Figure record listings
◆ ◆ ◆ ◆ ◆ ◆ ◆
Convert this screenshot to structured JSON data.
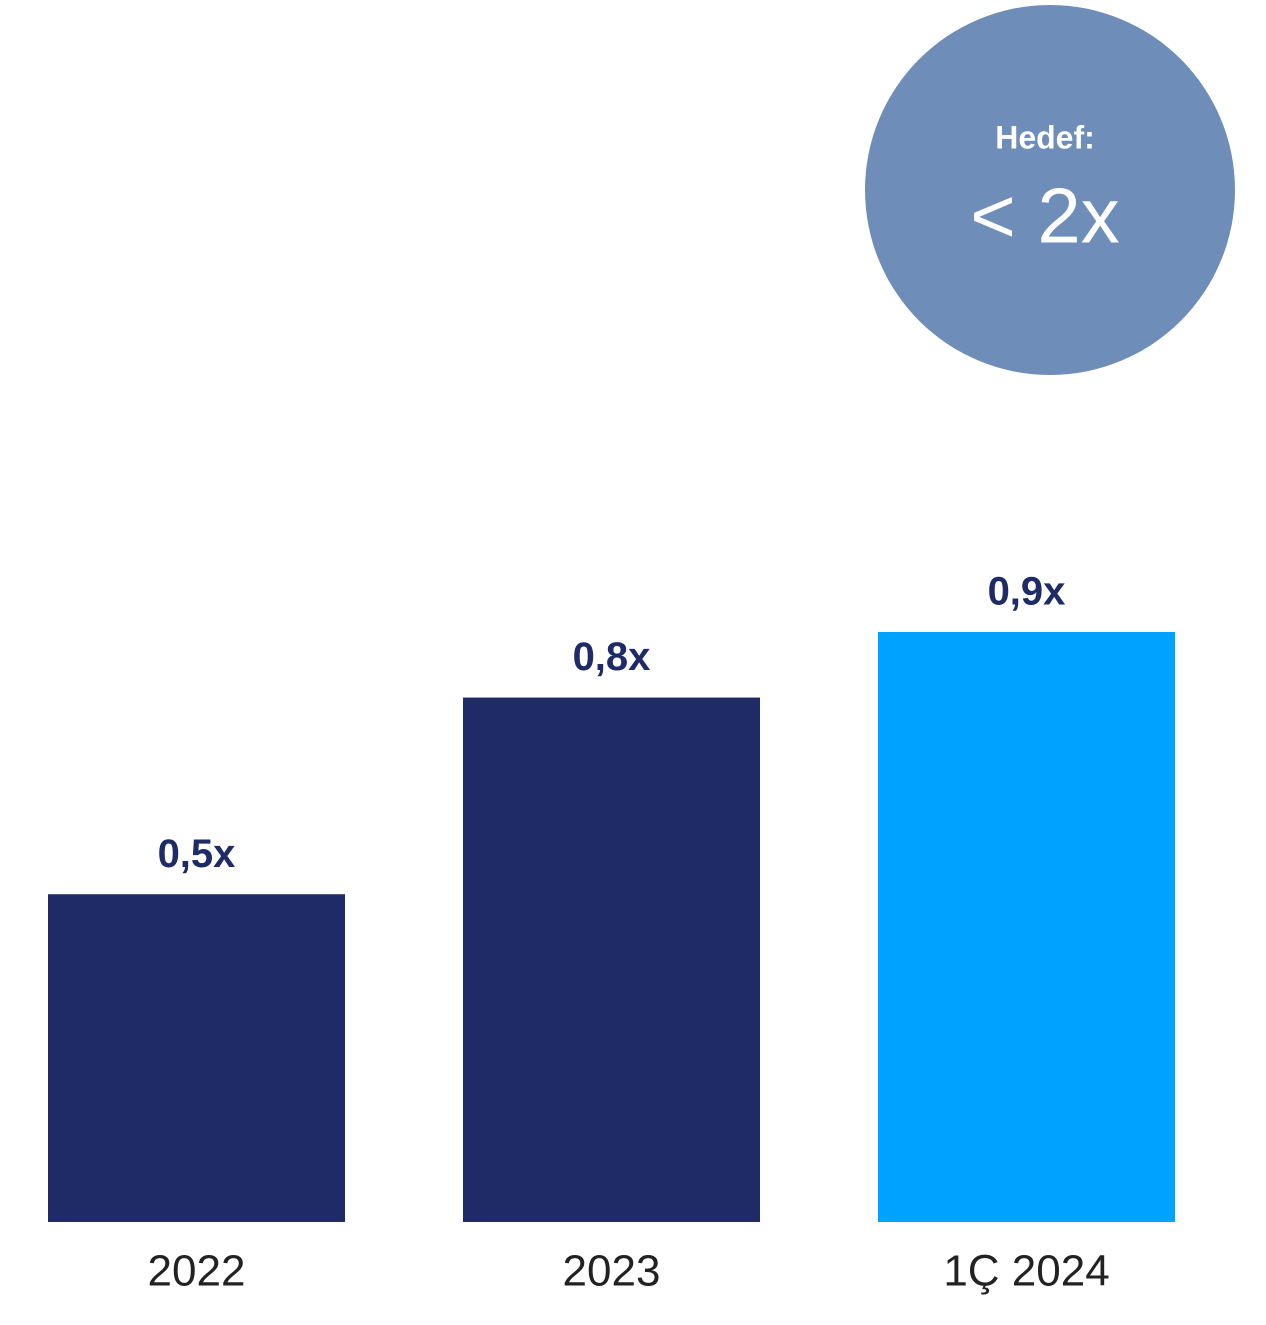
{
  "chart_data": {
    "type": "bar",
    "categories": [
      "2022",
      "2023",
      "1Ç 2024"
    ],
    "values": [
      0.5,
      0.8,
      0.9
    ],
    "value_labels": [
      "0,5x",
      "0,8x",
      "0,9x"
    ],
    "colors": [
      "#1e2b66",
      "#1e2b66",
      "#00a2ff"
    ],
    "annotation": {
      "label": "Hedef:",
      "text": "< 2x",
      "color": "#6e8db8"
    }
  }
}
◆ ◆ ◆ ◆ ◆ ◆ ◆
_EXERCISE TASK_. The listing above must be printed again exactly, minus its pictures.

_COMPLETE ANSWER_.
Convert this screenshot to structured JSON data.
{
  "chart_data": {
    "type": "bar",
    "categories": [
      "2022",
      "2023",
      "1Ç 2024"
    ],
    "values": [
      0.5,
      0.8,
      0.9
    ],
    "value_labels": [
      "0,5x",
      "0,8x",
      "0,9x"
    ],
    "colors": [
      "#1e2b66",
      "#1e2b66",
      "#00a2ff"
    ],
    "annotation": {
      "label": "Hedef:",
      "text": "< 2x",
      "color": "#6e8db8"
    }
  }
}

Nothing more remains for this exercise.